» **Required work**
Extract every line below that contains the word "have".

» **Entries**

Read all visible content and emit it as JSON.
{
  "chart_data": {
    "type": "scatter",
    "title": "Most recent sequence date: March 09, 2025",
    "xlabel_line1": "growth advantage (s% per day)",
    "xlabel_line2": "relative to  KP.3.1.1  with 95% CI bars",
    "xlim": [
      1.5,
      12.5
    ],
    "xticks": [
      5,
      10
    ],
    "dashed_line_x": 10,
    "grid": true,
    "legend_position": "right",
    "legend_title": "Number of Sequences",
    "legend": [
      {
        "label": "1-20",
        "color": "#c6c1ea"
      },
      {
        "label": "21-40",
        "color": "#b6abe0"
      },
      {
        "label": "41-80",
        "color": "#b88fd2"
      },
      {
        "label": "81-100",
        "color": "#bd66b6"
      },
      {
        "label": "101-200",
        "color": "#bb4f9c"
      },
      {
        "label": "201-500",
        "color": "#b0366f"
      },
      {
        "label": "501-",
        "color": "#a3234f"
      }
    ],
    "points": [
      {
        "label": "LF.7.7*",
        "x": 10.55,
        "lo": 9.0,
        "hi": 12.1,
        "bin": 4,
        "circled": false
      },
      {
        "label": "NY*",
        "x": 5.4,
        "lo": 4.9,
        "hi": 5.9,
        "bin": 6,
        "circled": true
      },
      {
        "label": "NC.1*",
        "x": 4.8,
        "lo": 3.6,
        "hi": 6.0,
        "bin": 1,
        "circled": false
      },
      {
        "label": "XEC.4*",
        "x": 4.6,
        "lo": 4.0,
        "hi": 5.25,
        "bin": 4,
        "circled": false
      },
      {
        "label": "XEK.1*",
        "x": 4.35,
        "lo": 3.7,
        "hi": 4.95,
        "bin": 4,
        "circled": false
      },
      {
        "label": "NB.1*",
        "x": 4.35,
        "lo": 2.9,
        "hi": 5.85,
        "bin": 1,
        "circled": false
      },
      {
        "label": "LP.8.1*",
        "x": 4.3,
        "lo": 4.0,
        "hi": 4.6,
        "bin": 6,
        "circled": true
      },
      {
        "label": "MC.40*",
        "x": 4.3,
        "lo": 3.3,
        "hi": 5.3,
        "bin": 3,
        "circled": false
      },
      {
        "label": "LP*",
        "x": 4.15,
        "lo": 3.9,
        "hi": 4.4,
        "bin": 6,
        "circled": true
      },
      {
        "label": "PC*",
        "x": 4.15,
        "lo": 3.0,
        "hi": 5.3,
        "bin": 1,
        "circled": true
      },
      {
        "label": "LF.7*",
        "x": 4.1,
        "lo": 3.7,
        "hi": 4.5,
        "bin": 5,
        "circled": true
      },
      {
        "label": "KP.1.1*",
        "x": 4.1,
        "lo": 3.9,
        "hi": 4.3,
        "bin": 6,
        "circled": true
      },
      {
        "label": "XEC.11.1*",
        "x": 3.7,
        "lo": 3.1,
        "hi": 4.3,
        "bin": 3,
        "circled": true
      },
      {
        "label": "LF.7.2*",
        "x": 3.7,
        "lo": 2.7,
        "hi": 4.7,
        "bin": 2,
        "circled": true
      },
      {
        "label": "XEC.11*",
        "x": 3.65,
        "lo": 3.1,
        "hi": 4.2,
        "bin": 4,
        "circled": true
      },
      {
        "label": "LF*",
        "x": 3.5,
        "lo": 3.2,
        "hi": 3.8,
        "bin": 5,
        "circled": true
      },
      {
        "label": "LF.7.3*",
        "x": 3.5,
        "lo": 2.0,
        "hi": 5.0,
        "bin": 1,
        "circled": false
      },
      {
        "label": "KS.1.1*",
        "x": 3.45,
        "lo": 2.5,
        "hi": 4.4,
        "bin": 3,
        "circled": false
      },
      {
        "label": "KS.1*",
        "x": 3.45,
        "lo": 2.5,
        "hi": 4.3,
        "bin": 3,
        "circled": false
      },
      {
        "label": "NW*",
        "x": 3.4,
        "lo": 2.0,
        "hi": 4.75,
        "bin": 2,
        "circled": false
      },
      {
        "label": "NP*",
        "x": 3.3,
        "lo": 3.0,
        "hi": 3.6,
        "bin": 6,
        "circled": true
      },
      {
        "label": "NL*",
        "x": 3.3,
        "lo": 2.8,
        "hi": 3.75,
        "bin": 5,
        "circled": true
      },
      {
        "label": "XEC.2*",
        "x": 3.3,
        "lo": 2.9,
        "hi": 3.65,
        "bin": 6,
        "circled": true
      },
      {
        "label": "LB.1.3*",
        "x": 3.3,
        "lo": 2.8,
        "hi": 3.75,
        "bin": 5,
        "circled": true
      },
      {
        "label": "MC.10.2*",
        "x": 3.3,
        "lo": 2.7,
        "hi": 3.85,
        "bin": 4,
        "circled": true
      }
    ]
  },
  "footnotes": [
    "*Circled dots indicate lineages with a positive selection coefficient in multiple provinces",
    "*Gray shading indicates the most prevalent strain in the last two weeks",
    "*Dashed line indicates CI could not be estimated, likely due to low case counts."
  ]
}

--

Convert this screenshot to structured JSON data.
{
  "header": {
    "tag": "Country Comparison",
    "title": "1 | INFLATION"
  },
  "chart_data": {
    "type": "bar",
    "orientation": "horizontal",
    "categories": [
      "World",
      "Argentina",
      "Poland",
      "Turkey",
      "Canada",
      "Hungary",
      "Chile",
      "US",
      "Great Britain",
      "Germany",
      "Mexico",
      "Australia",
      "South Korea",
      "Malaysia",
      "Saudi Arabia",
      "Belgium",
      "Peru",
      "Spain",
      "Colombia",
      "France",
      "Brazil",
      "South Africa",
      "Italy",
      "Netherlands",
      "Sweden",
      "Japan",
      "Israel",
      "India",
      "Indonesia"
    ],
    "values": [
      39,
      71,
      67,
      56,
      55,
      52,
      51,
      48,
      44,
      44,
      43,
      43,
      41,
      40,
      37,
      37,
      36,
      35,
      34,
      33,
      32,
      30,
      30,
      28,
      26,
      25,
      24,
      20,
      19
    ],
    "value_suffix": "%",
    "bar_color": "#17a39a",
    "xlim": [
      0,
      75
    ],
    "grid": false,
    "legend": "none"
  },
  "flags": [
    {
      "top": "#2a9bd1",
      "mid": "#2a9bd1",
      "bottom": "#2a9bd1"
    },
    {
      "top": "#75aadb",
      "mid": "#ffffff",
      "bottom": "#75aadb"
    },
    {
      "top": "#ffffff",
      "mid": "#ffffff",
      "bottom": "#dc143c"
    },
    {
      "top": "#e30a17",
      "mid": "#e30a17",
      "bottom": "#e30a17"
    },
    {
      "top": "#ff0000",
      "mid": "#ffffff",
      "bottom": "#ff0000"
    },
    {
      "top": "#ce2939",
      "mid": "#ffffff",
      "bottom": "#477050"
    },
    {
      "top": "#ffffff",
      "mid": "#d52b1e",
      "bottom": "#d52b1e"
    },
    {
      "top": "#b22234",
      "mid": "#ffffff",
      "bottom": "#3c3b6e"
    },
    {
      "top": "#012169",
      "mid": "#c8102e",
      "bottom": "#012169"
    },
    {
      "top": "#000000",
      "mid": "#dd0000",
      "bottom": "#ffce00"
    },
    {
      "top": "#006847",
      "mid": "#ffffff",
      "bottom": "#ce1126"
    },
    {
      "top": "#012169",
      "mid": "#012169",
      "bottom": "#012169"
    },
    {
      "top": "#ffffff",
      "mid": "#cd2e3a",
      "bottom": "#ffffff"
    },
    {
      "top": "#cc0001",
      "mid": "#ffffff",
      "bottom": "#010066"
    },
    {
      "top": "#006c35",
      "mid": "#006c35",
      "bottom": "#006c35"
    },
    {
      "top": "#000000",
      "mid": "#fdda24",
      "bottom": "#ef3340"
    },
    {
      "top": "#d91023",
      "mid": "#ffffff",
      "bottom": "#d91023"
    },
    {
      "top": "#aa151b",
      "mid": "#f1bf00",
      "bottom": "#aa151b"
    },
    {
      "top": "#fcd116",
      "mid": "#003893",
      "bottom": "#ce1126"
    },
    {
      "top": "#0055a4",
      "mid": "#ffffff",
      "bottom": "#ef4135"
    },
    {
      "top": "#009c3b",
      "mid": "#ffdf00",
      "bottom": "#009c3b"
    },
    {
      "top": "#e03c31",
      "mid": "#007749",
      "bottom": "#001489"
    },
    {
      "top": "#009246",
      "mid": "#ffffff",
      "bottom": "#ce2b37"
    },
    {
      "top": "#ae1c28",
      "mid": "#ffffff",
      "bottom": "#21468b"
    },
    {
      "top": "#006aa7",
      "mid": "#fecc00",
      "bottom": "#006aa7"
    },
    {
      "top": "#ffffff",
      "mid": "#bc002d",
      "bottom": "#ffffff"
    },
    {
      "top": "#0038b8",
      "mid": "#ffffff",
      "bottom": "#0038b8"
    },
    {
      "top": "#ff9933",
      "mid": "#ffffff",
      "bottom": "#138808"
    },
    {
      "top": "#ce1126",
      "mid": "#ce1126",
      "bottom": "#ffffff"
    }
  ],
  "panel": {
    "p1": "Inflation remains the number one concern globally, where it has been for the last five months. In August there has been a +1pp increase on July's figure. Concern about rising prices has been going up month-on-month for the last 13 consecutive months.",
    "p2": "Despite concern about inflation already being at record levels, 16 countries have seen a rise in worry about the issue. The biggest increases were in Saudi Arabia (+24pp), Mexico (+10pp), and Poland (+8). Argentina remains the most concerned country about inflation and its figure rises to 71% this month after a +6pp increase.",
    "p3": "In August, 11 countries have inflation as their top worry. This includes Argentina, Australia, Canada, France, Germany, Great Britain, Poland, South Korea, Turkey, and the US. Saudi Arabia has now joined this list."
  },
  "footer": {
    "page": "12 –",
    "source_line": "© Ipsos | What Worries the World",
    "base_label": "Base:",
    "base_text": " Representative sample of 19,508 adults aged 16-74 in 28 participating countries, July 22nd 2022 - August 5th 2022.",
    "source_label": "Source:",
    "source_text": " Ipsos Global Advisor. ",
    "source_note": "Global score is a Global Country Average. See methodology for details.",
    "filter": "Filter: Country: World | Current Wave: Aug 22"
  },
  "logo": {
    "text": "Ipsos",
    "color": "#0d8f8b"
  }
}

---

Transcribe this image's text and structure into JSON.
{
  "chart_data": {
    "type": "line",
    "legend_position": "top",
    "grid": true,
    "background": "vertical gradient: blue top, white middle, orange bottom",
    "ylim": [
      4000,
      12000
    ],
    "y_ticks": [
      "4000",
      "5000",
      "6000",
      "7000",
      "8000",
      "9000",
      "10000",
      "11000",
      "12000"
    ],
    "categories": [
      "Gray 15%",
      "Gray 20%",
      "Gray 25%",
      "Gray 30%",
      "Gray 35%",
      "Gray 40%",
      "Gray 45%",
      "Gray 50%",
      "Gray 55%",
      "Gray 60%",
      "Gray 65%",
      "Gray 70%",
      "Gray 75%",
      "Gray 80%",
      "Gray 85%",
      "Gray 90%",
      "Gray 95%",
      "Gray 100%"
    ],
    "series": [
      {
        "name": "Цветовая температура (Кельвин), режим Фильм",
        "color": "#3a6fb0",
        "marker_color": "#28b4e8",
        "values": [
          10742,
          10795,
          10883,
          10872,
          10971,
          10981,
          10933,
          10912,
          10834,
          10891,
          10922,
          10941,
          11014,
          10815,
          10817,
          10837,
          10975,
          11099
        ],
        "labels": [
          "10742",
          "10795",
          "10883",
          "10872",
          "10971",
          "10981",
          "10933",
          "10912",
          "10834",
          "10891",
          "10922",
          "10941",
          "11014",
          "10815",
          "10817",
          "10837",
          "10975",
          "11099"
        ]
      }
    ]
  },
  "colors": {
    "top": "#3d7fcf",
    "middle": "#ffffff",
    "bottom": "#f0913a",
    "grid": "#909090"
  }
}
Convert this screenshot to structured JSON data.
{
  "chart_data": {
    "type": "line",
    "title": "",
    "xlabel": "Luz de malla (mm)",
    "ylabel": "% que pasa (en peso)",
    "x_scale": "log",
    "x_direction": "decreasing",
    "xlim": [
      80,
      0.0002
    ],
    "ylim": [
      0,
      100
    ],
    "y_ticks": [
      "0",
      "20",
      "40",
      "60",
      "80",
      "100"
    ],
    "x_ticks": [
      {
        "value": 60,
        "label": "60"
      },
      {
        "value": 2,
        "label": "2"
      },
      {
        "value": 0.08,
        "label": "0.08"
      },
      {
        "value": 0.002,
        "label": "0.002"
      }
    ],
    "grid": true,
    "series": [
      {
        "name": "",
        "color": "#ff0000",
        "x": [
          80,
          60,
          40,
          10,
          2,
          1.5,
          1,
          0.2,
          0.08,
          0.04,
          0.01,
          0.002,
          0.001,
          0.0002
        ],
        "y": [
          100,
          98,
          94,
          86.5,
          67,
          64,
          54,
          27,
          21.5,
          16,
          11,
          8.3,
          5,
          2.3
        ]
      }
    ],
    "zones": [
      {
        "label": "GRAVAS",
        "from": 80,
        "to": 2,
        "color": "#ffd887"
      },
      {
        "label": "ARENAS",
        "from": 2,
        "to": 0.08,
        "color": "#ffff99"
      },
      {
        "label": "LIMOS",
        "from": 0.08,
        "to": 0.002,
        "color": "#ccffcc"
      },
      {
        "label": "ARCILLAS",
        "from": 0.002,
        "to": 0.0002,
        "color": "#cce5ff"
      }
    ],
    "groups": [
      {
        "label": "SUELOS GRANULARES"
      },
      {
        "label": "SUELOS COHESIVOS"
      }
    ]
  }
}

» **Problem solution**
    "p2": "Despite concern about inflation already being at record levels, 16 countries have seen a rise in worry about the issue. The biggest increases were in Saudi Arabia (+24pp), Mexico (+10pp), and Poland (+8). Argentina remains the most concerned country about inflation and its figure rises to 71% this month after a +6pp increase.",
    "p3": "In August, 11 countries have inflation as their top worry. This includes Argentina, Australia, Canada, France, Germany, Great Britain, Poland, South Korea, Turkey, and the US. Saudi Arabia has now joined this list."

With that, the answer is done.